THE TASK | Only the lines holding the string "проводили" are needed. Copy each one.

RECORD SET |
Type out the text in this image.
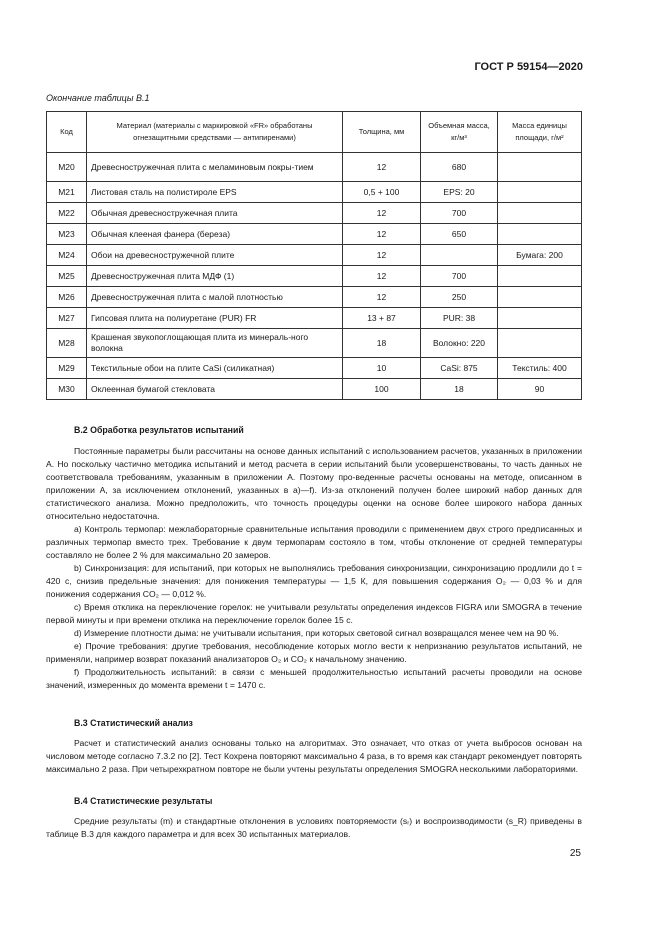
ГОСТ Р 59154—2020
Окончание таблицы В.1
Код	Материал (материалы с маркировкой «FR» обработаны огнезащитными средствами — антипиренами)	Толщина, мм	Объемная масса, кг/м³	Масса единицы площади, г/м²
М20	Древесностружечная плита с меламиновым покры-тием	12	680	
М21	Листовая сталь на полистироле EPS	0,5 + 100	EPS: 20	
М22	Обычная древесностружечная плита	12	700	
М23	Обычная клееная фанера (береза)	12	650	
М24	Обои на древесностружечной плите	12		Бумага: 200
М25	Древесностружечная плита МДФ (1)	12	700	
М26	Древесностружечная плита с малой плотностью	12	250	
М27	Гипсовая плита на полиуретане (PUR) FR	13 + 87	PUR: 38	
М28	Крашеная звукопоглощающая плита из минераль-ного волокна	18	Волокно: 220	
М29	Текстильные обои на плите CaSi (силикатная)	10	CaSi: 875	Текстиль: 400
М30	Оклеенная бумагой стекловата	100	18	90
В.2 Обработка результатов испытаний

Постоянные параметры были рассчитаны на основе данных испытаний с использованием расчетов, указанных в приложении А. Но поскольку частично методика испытаний и метод расчета в серии испытаний были усовершенствованы, то часть данных не соответствовала требованиям, указанным в приложении А. Поэтому про-веденные расчеты основаны на методе, описанном в приложении А, за исключением отклонений, указанных в а)—f). Из-за отклонений получен более широкий набор данных для статистического анализа. Можно предположить, что точность процедуры оценки на основе более широкого набора данных относительно недостаточна.

а) Контроль термопар: межлабораторные сравнительные испытания проводили с применением двух строго предписанных и различных термопар вместо трех. Требование к двум термопарам состояло в том, чтобы отклонение от средней температуры составляло не более 2 % для максимально 20 замеров.

b) Синхронизация: для испытаний, при которых не выполнялись требования синхронизации, синхронизацию продлили до t = 420 с, снизив предельные значения: для понижения температуры — 1,5 К, для повышения содержания O₂ — 0,03 % и для понижения содержания CO₂ — 0,012 %.

c) Время отклика на переключение горелок: не учитывали результаты определения индексов FIGRA или SMOGRA в течение первой минуты и при времени отклика на переключение горелок более 15 с.

d) Измерение плотности дыма: не учитывали испытания, при которых световой сигнал возвращался менее чем на 90 %.

е) Прочие требования: другие требования, несоблюдение которых могло вести к непризнанию результатов испытаний, не применяли, например возврат показаний анализаторов O₂ и CO₂ к начальному значению.

f) Продолжительность испытаний: в связи с меньшей продолжительностью испытаний расчеты проводили на основе значений, измеренных до момента времени t = 1470 с.

В.3 Статистический анализ

Расчет и статистический анализ основаны только на алгоритмах. Это означает, что отказ от учета выбросов основан на числовом методе согласно 7.3.2 по [2]. Тест Кохрена повторяют максимально 4 раза, в то время как стандарт рекомендует повторять максимально 2 раза. При четырехкратном повторе не были учтены результаты определения SMOGRA несколькими лабораториями.

В.4 Статистические результаты

Средние результаты (m) и стандартные отклонения в условиях повторяемости (sᵣ) и воспроизводимости (s_R) приведены в таблице В.3 для каждого параметра и для всех 30 испытанных материалов.

25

OUTPUT OF THE EXERCISE |
а) Контроль термопар: межлабораторные сравнительные испытания проводили с применением двух строго предписанных и различных термопар вместо трех. Требование к двум термопарам состояло в том, чтобы отклонение от средней температуры составляло не более 2 % для максимально 20 замеров.
f) Продолжительность испытаний: в связи с меньшей продолжительностью испытаний расчеты проводили на основе значений, измеренных до момента времени t = 1470 с.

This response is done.